> _SUPPLIED ENTRIES_
- - - - -
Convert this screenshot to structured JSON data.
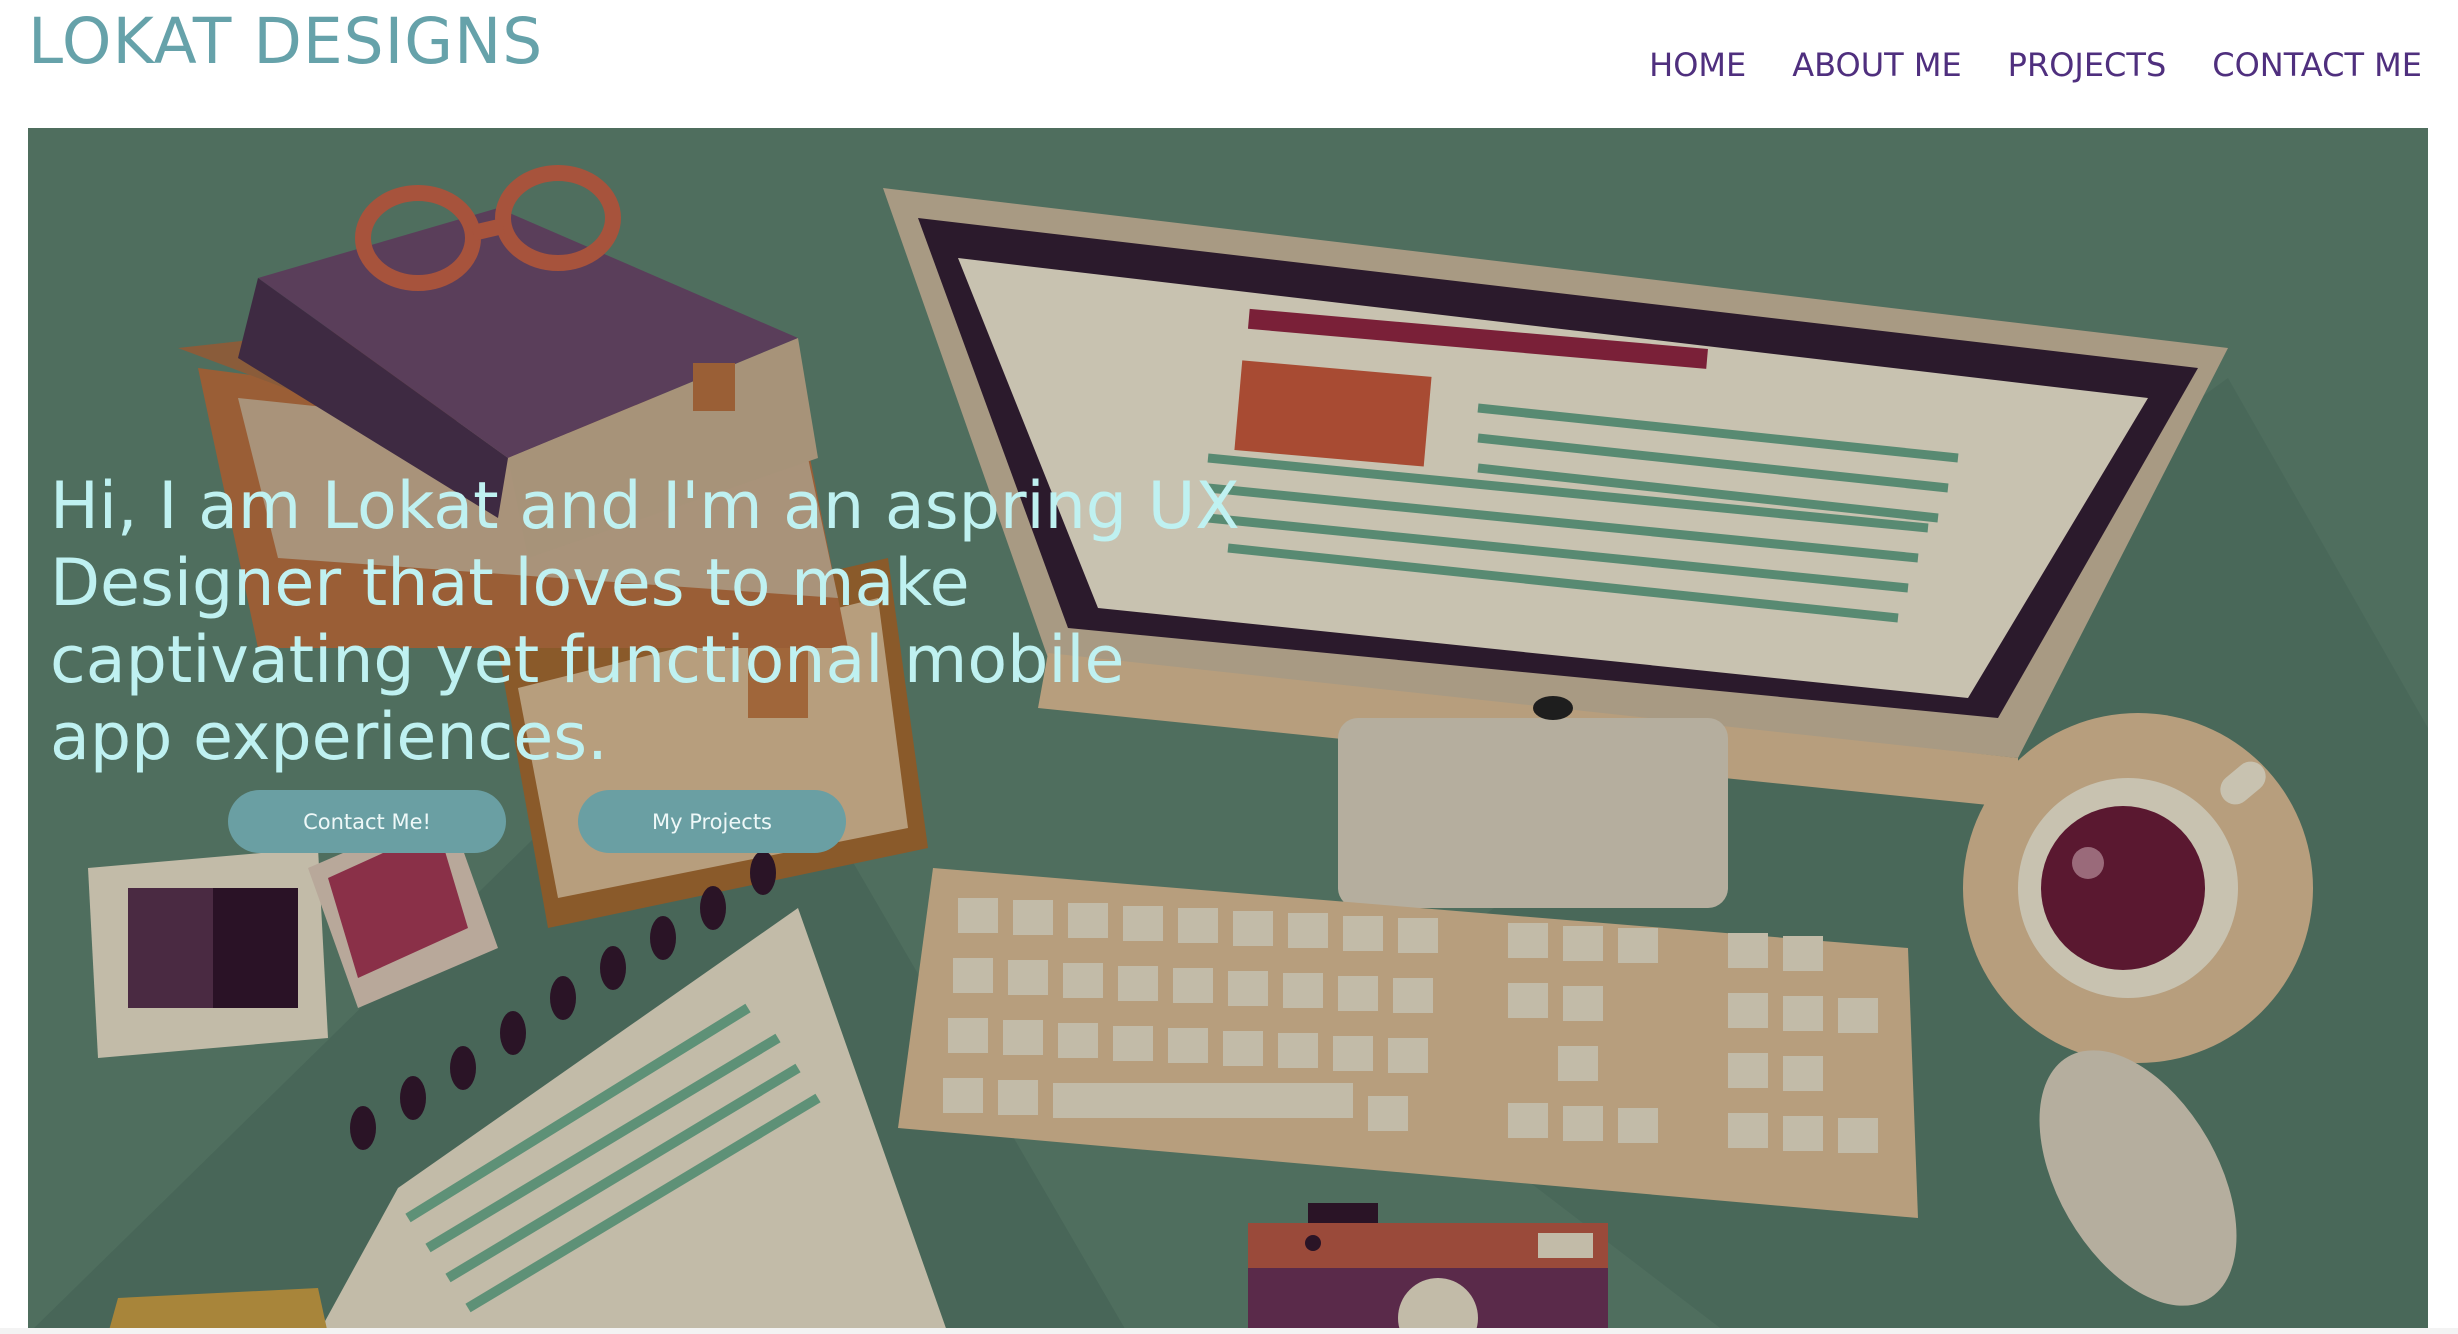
{
  "brand": "LOKAT DESIGNS",
  "nav": {
    "home": "HOME",
    "about": "ABOUT ME",
    "projects": "PROJECTS",
    "contact": "CONTACT ME"
  },
  "hero": {
    "headline": "Hi, I am Lokat and I'm an aspring UX Designer that loves to make captivating yet functional mobile app experiences.",
    "buttons": {
      "contact": "Contact Me!",
      "projects": "My Projects"
    }
  },
  "colors": {
    "brand": "#66a2aa",
    "nav": "#4f2f7e",
    "hero_bg": "#4f6e5e",
    "headline": "#bff1f1",
    "button": "#6a9fa3"
  },
  "icons": [
    "illustration-books",
    "illustration-glasses",
    "illustration-monitor",
    "illustration-keyboard",
    "illustration-coffee-cup",
    "illustration-mouse",
    "illustration-notepad",
    "illustration-photos",
    "illustration-camera"
  ]
}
- - - - -
> _WRITTEN PROBLEM_
Determine how many lines include the word "illustration" and report that number by itself.

> _EXERCISE SOLUTION_
9